Records that describe figures
** Start **
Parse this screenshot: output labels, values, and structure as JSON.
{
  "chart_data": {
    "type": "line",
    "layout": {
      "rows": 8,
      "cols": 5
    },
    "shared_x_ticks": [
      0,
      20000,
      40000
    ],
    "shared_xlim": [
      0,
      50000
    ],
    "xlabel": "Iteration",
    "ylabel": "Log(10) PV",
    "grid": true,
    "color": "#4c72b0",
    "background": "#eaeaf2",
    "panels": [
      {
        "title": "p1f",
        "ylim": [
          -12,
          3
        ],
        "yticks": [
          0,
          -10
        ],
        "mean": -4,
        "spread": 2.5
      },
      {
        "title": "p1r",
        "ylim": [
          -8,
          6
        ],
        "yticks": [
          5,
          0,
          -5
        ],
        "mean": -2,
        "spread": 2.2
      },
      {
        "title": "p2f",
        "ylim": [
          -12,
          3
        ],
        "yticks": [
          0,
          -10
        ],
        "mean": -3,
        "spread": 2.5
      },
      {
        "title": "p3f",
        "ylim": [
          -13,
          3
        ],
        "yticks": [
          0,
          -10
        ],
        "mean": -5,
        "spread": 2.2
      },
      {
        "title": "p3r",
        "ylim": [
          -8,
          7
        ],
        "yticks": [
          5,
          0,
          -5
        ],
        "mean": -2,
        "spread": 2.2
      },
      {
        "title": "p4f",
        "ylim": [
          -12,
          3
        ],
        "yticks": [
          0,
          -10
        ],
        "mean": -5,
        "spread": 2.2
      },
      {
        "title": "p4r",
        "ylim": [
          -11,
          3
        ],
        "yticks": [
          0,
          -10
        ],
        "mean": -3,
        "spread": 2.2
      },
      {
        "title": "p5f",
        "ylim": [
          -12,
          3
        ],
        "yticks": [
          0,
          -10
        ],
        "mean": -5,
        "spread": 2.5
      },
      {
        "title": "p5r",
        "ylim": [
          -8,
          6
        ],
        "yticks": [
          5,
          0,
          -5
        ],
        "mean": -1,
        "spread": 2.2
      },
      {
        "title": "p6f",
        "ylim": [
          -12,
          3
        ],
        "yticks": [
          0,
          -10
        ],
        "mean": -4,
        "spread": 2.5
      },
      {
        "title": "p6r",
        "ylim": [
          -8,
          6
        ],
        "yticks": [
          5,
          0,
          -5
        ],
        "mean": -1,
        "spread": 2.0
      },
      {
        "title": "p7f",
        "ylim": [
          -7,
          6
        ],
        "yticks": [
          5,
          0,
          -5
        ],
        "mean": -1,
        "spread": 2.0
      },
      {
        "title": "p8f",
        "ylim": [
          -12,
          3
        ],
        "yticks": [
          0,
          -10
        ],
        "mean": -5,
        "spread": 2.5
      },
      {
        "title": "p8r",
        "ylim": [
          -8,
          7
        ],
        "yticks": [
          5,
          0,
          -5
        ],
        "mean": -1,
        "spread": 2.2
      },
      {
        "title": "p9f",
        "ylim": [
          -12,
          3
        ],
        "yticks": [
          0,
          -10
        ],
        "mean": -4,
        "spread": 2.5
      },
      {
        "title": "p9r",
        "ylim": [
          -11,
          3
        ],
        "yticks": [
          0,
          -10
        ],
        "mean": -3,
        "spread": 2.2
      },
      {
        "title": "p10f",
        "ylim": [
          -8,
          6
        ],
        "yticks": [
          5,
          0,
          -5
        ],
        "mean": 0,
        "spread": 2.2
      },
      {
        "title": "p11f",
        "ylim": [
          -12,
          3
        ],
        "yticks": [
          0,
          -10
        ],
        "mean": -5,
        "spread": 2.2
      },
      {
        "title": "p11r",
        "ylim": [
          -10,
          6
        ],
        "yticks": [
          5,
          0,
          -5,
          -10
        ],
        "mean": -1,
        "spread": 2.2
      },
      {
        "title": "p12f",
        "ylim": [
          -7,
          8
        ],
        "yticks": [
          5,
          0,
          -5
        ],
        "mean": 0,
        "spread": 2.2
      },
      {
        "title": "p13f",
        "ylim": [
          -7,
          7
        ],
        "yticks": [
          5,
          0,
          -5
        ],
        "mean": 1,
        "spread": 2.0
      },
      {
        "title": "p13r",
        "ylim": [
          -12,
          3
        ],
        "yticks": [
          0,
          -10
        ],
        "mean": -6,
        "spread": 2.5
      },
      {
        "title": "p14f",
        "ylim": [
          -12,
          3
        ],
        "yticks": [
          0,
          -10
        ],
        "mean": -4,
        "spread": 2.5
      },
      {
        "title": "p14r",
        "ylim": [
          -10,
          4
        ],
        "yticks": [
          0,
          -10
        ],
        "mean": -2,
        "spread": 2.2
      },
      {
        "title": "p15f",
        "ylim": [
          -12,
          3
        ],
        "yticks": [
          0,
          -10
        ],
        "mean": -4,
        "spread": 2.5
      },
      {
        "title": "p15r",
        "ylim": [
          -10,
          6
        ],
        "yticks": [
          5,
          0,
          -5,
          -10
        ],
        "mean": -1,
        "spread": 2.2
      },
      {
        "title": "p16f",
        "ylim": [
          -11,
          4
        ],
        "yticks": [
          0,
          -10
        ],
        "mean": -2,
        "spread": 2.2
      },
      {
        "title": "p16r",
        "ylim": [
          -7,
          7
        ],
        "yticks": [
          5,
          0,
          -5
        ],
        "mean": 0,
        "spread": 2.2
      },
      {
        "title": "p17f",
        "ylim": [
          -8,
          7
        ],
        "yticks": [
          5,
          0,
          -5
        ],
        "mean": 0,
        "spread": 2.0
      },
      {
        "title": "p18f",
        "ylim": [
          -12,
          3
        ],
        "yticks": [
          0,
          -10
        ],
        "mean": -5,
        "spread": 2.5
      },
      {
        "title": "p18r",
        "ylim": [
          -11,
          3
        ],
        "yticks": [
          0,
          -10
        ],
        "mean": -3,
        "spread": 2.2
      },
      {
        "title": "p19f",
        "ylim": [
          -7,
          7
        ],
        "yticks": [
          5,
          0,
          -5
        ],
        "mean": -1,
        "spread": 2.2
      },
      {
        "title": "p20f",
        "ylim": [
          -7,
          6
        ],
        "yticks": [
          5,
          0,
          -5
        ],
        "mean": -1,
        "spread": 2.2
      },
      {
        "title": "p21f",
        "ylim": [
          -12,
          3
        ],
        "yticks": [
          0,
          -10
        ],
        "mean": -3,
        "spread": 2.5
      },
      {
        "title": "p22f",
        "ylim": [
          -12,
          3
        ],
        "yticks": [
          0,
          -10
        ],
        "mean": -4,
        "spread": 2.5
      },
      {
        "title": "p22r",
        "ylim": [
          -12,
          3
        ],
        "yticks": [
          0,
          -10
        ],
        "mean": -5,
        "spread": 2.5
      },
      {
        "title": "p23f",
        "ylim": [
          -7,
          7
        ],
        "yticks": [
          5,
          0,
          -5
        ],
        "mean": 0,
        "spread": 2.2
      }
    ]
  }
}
** End **
### DIRECTIONS FOR THIS TASK
Repeat the data verbatim.

### PROBLEM SOLUTION
Parse this screenshot: output labels, values, and structure as JSON.
{
  "chart_data": {
    "type": "line",
    "layout": {
      "rows": 8,
      "cols": 5
    },
    "shared_x_ticks": [
      0,
      20000,
      40000
    ],
    "shared_xlim": [
      0,
      50000
    ],
    "xlabel": "Iteration",
    "ylabel": "Log(10) PV",
    "grid": true,
    "color": "#4c72b0",
    "background": "#eaeaf2",
    "panels": [
      {
        "title": "p1f",
        "ylim": [
          -12,
          3
        ],
        "yticks": [
          0,
          -10
        ],
        "mean": -4,
        "spread": 2.5
      },
      {
        "title": "p1r",
        "ylim": [
          -8,
          6
        ],
        "yticks": [
          5,
          0,
          -5
        ],
        "mean": -2,
        "spread": 2.2
      },
      {
        "title": "p2f",
        "ylim": [
          -12,
          3
        ],
        "yticks": [
          0,
          -10
        ],
        "mean": -3,
        "spread": 2.5
      },
      {
        "title": "p3f",
        "ylim": [
          -13,
          3
        ],
        "yticks": [
          0,
          -10
        ],
        "mean": -5,
        "spread": 2.2
      },
      {
        "title": "p3r",
        "ylim": [
          -8,
          7
        ],
        "yticks": [
          5,
          0,
          -5
        ],
        "mean": -2,
        "spread": 2.2
      },
      {
        "title": "p4f",
        "ylim": [
          -12,
          3
        ],
        "yticks": [
          0,
          -10
        ],
        "mean": -5,
        "spread": 2.2
      },
      {
        "title": "p4r",
        "ylim": [
          -11,
          3
        ],
        "yticks": [
          0,
          -10
        ],
        "mean": -3,
        "spread": 2.2
      },
      {
        "title": "p5f",
        "ylim": [
          -12,
          3
        ],
        "yticks": [
          0,
          -10
        ],
        "mean": -5,
        "spread": 2.5
      },
      {
        "title": "p5r",
        "ylim": [
          -8,
          6
        ],
        "yticks": [
          5,
          0,
          -5
        ],
        "mean": -1,
        "spread": 2.2
      },
      {
        "title": "p6f",
        "ylim": [
          -12,
          3
        ],
        "yticks": [
          0,
          -10
        ],
        "mean": -4,
        "spread": 2.5
      },
      {
        "title": "p6r",
        "ylim": [
          -8,
          6
        ],
        "yticks": [
          5,
          0,
          -5
        ],
        "mean": -1,
        "spread": 2.0
      },
      {
        "title": "p7f",
        "ylim": [
          -7,
          6
        ],
        "yticks": [
          5,
          0,
          -5
        ],
        "mean": -1,
        "spread": 2.0
      },
      {
        "title": "p8f",
        "ylim": [
          -12,
          3
        ],
        "yticks": [
          0,
          -10
        ],
        "mean": -5,
        "spread": 2.5
      },
      {
        "title": "p8r",
        "ylim": [
          -8,
          7
        ],
        "yticks": [
          5,
          0,
          -5
        ],
        "mean": -1,
        "spread": 2.2
      },
      {
        "title": "p9f",
        "ylim": [
          -12,
          3
        ],
        "yticks": [
          0,
          -10
        ],
        "mean": -4,
        "spread": 2.5
      },
      {
        "title": "p9r",
        "ylim": [
          -11,
          3
        ],
        "yticks": [
          0,
          -10
        ],
        "mean": -3,
        "spread": 2.2
      },
      {
        "title": "p10f",
        "ylim": [
          -8,
          6
        ],
        "yticks": [
          5,
          0,
          -5
        ],
        "mean": 0,
        "spread": 2.2
      },
      {
        "title": "p11f",
        "ylim": [
          -12,
          3
        ],
        "yticks": [
          0,
          -10
        ],
        "mean": -5,
        "spread": 2.2
      },
      {
        "title": "p11r",
        "ylim": [
          -10,
          6
        ],
        "yticks": [
          5,
          0,
          -5,
          -10
        ],
        "mean": -1,
        "spread": 2.2
      },
      {
        "title": "p12f",
        "ylim": [
          -7,
          8
        ],
        "yticks": [
          5,
          0,
          -5
        ],
        "mean": 0,
        "spread": 2.2
      },
      {
        "title": "p13f",
        "ylim": [
          -7,
          7
        ],
        "yticks": [
          5,
          0,
          -5
        ],
        "mean": 1,
        "spread": 2.0
      },
      {
        "title": "p13r",
        "ylim": [
          -12,
          3
        ],
        "yticks": [
          0,
          -10
        ],
        "mean": -6,
        "spread": 2.5
      },
      {
        "title": "p14f",
        "ylim": [
          -12,
          3
        ],
        "yticks": [
          0,
          -10
        ],
        "mean": -4,
        "spread": 2.5
      },
      {
        "title": "p14r",
        "ylim": [
          -10,
          4
        ],
        "yticks": [
          0,
          -10
        ],
        "mean": -2,
        "spread": 2.2
      },
      {
        "title": "p15f",
        "ylim": [
          -12,
          3
        ],
        "yticks": [
          0,
          -10
        ],
        "mean": -4,
        "spread": 2.5
      },
      {
        "title": "p15r",
        "ylim": [
          -10,
          6
        ],
        "yticks": [
          5,
          0,
          -5,
          -10
        ],
        "mean": -1,
        "spread": 2.2
      },
      {
        "title": "p16f",
        "ylim": [
          -11,
          4
        ],
        "yticks": [
          0,
          -10
        ],
        "mean": -2,
        "spread": 2.2
      },
      {
        "title": "p16r",
        "ylim": [
          -7,
          7
        ],
        "yticks": [
          5,
          0,
          -5
        ],
        "mean": 0,
        "spread": 2.2
      },
      {
        "title": "p17f",
        "ylim": [
          -8,
          7
        ],
        "yticks": [
          5,
          0,
          -5
        ],
        "mean": 0,
        "spread": 2.0
      },
      {
        "title": "p18f",
        "ylim": [
          -12,
          3
        ],
        "yticks": [
          0,
          -10
        ],
        "mean": -5,
        "spread": 2.5
      },
      {
        "title": "p18r",
        "ylim": [
          -11,
          3
        ],
        "yticks": [
          0,
          -10
        ],
        "mean": -3,
        "spread": 2.2
      },
      {
        "title": "p19f",
        "ylim": [
          -7,
          7
        ],
        "yticks": [
          5,
          0,
          -5
        ],
        "mean": -1,
        "spread": 2.2
      },
      {
        "title": "p20f",
        "ylim": [
          -7,
          6
        ],
        "yticks": [
          5,
          0,
          -5
        ],
        "mean": -1,
        "spread": 2.2
      },
      {
        "title": "p21f",
        "ylim": [
          -12,
          3
        ],
        "yticks": [
          0,
          -10
        ],
        "mean": -3,
        "spread": 2.5
      },
      {
        "title": "p22f",
        "ylim": [
          -12,
          3
        ],
        "yticks": [
          0,
          -10
        ],
        "mean": -4,
        "spread": 2.5
      },
      {
        "title": "p22r",
        "ylim": [
          -12,
          3
        ],
        "yticks": [
          0,
          -10
        ],
        "mean": -5,
        "spread": 2.5
      },
      {
        "title": "p23f",
        "ylim": [
          -7,
          7
        ],
        "yticks": [
          5,
          0,
          -5
        ],
        "mean": 0,
        "spread": 2.2
      }
    ]
  }
}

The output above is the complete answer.